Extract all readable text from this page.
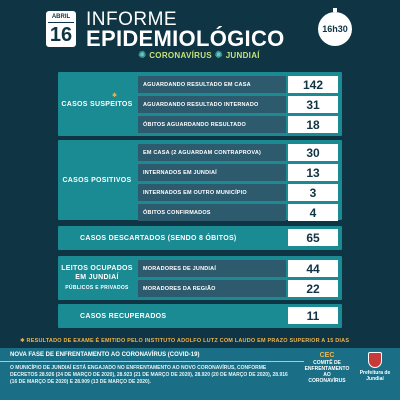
ABRIL
16
INFORME
EPIDEMIOLÓGICO
✺ CORONAVÍRUS ✺ JUNDIAÍ
16h30
✱
CASOS SUSPEITOS
AGUARDANDO RESULTADO EM CASA
AGUARDANDO RESULTADO INTERNADO
ÓBITOS AGUARDANDO RESULTADO
142
31
18
CASOS POSITIVOS
EM CASA (2 AGUARDAM CONTRAPROVA)
INTERNADOS EM JUNDIAÍ
INTERNADOS EM OUTRO MUNICÍPIO
ÓBITOS CONFIRMADOS
30
13
3
4
CASOS DESCARTADOS (SENDO 8 ÓBITOS)	65
LEITOS OCUPADOS EM JUNDIAÍ
PÚBLICOS E PRIVADOS
MORADORES DE JUNDIAÍ
MORADORES DA REGIÃO
44
22
CASOS RECUPERADOS	11
✱ RESULTADO DE EXAME É EMITIDO PELO INSTITUTO ADOLFO LUTZ COM LAUDO EM PRAZO SUPERIOR A 15 DIAS
NOVA FASE DE ENFRENTAMENTO AO CORONAVÍRUS (COVID-19)
O MUNICÍPIO DE JUNDIAÍ ESTÁ ENGAJADO NO ENFRENTAMENTO AO NOVO CORONAVÍRUS, CONFORME DECRETOS 28.926 (24 DE MARÇO DE 2020), 28.923 (21 DE MARÇO DE 2020), 28.920 (20 DE MARÇO DE 2020), 28.916 (16 DE MARÇO DE 2020) E 28.909 (13 DE MARÇO DE 2020).
CEC
COMITÊ DE ENFRENTAMENTO AO CORONAVÍRUS
Prefeitura de Jundiaí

========================================

Leave out the pictures and transcribe the entries above exactly.

Extract all readable text from this page.
ABRIL
16
INFORME
EPIDEMIOLÓGICO
✺ CORONAVÍRUS ✺ JUNDIAÍ
16h30
✱
CASOS SUSPEITOS
AGUARDANDO RESULTADO EM CASA
AGUARDANDO RESULTADO INTERNADO
ÓBITOS AGUARDANDO RESULTADO
142
31
18
CASOS POSITIVOS
EM CASA (2 AGUARDAM CONTRAPROVA)
INTERNADOS EM JUNDIAÍ
INTERNADOS EM OUTRO MUNICÍPIO
ÓBITOS CONFIRMADOS
30
13
3
4
CASOS DESCARTADOS (SENDO 8 ÓBITOS)	65
LEITOS OCUPADOS EM JUNDIAÍ
PÚBLICOS E PRIVADOS
MORADORES DE JUNDIAÍ
MORADORES DA REGIÃO
44
22
CASOS RECUPERADOS	11
✱ RESULTADO DE EXAME É EMITIDO PELO INSTITUTO ADOLFO LUTZ COM LAUDO EM PRAZO SUPERIOR A 15 DIAS
NOVA FASE DE ENFRENTAMENTO AO CORONAVÍRUS (COVID-19)
O MUNICÍPIO DE JUNDIAÍ ESTÁ ENGAJADO NO ENFRENTAMENTO AO NOVO CORONAVÍRUS, CONFORME DECRETOS 28.926 (24 DE MARÇO DE 2020), 28.923 (21 DE MARÇO DE 2020), 28.920 (20 DE MARÇO DE 2020), 28.916 (16 DE MARÇO DE 2020) E 28.909 (13 DE MARÇO DE 2020).
CEC
COMITÊ DE ENFRENTAMENTO AO CORONAVÍRUS
Prefeitura de Jundiaí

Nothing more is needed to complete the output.